OBJECTIVE: Repeat every entry word for word, but leave the images out of your copy.

++++ LISTED ENTRIES ++++

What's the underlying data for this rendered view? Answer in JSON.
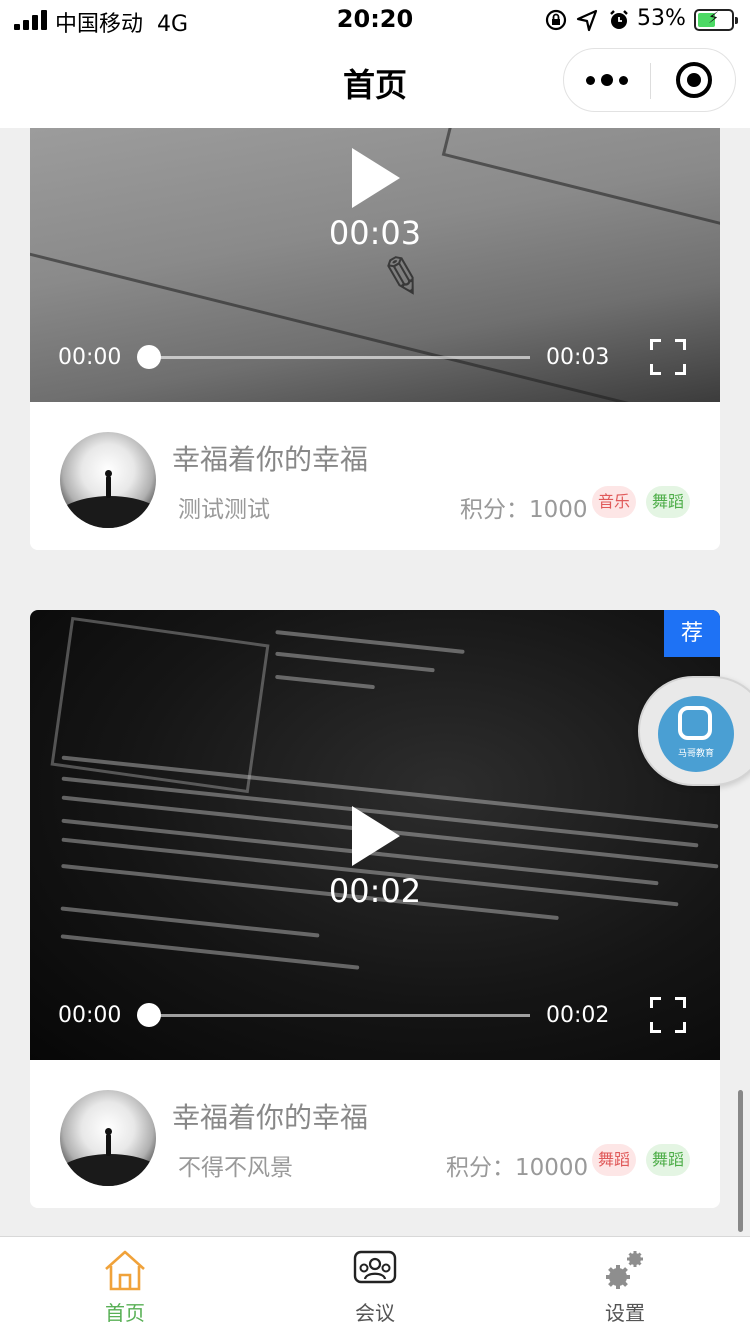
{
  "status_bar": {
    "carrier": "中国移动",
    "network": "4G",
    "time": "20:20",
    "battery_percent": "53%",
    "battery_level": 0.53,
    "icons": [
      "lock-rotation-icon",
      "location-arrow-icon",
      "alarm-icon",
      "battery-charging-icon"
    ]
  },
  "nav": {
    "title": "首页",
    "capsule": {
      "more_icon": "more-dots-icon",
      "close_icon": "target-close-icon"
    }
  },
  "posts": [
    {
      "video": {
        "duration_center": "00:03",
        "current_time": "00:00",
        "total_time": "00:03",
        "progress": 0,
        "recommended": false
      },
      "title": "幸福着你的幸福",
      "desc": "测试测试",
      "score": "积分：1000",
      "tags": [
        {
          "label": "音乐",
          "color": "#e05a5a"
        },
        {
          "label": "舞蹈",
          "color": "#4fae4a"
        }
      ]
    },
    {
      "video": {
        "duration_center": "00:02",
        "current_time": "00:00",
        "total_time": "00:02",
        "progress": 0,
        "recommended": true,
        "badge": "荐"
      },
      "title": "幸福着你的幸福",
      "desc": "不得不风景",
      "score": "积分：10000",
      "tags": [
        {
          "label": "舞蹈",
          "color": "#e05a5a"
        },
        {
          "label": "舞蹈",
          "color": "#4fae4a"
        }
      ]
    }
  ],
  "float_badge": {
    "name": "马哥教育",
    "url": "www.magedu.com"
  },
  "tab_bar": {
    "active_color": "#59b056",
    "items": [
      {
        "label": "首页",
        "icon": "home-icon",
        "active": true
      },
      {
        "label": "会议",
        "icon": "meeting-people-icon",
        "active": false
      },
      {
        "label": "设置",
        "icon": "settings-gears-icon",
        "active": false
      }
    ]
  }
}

++++

THE SOLUTION:
What's the underlying data for this rendered view? Answer in JSON.
{
  "status_bar": {
    "carrier": "中国移动",
    "network": "4G",
    "time": "20:20",
    "battery_percent": "53%",
    "battery_level": 0.53,
    "icons": [
      "lock-rotation-icon",
      "location-arrow-icon",
      "alarm-icon",
      "battery-charging-icon"
    ]
  },
  "nav": {
    "title": "首页",
    "capsule": {
      "more_icon": "more-dots-icon",
      "close_icon": "target-close-icon"
    }
  },
  "posts": [
    {
      "video": {
        "duration_center": "00:03",
        "current_time": "00:00",
        "total_time": "00:03",
        "progress": 0,
        "recommended": false
      },
      "title": "幸福着你的幸福",
      "desc": "测试测试",
      "score": "积分：1000",
      "tags": [
        {
          "label": "音乐",
          "color": "#e05a5a"
        },
        {
          "label": "舞蹈",
          "color": "#4fae4a"
        }
      ]
    },
    {
      "video": {
        "duration_center": "00:02",
        "current_time": "00:00",
        "total_time": "00:02",
        "progress": 0,
        "recommended": true,
        "badge": "荐"
      },
      "title": "幸福着你的幸福",
      "desc": "不得不风景",
      "score": "积分：10000",
      "tags": [
        {
          "label": "舞蹈",
          "color": "#e05a5a"
        },
        {
          "label": "舞蹈",
          "color": "#4fae4a"
        }
      ]
    }
  ],
  "float_badge": {
    "name": "马哥教育",
    "url": "www.magedu.com"
  },
  "tab_bar": {
    "active_color": "#59b056",
    "items": [
      {
        "label": "首页",
        "icon": "home-icon",
        "active": true
      },
      {
        "label": "会议",
        "icon": "meeting-people-icon",
        "active": false
      },
      {
        "label": "设置",
        "icon": "settings-gears-icon",
        "active": false
      }
    ]
  }
}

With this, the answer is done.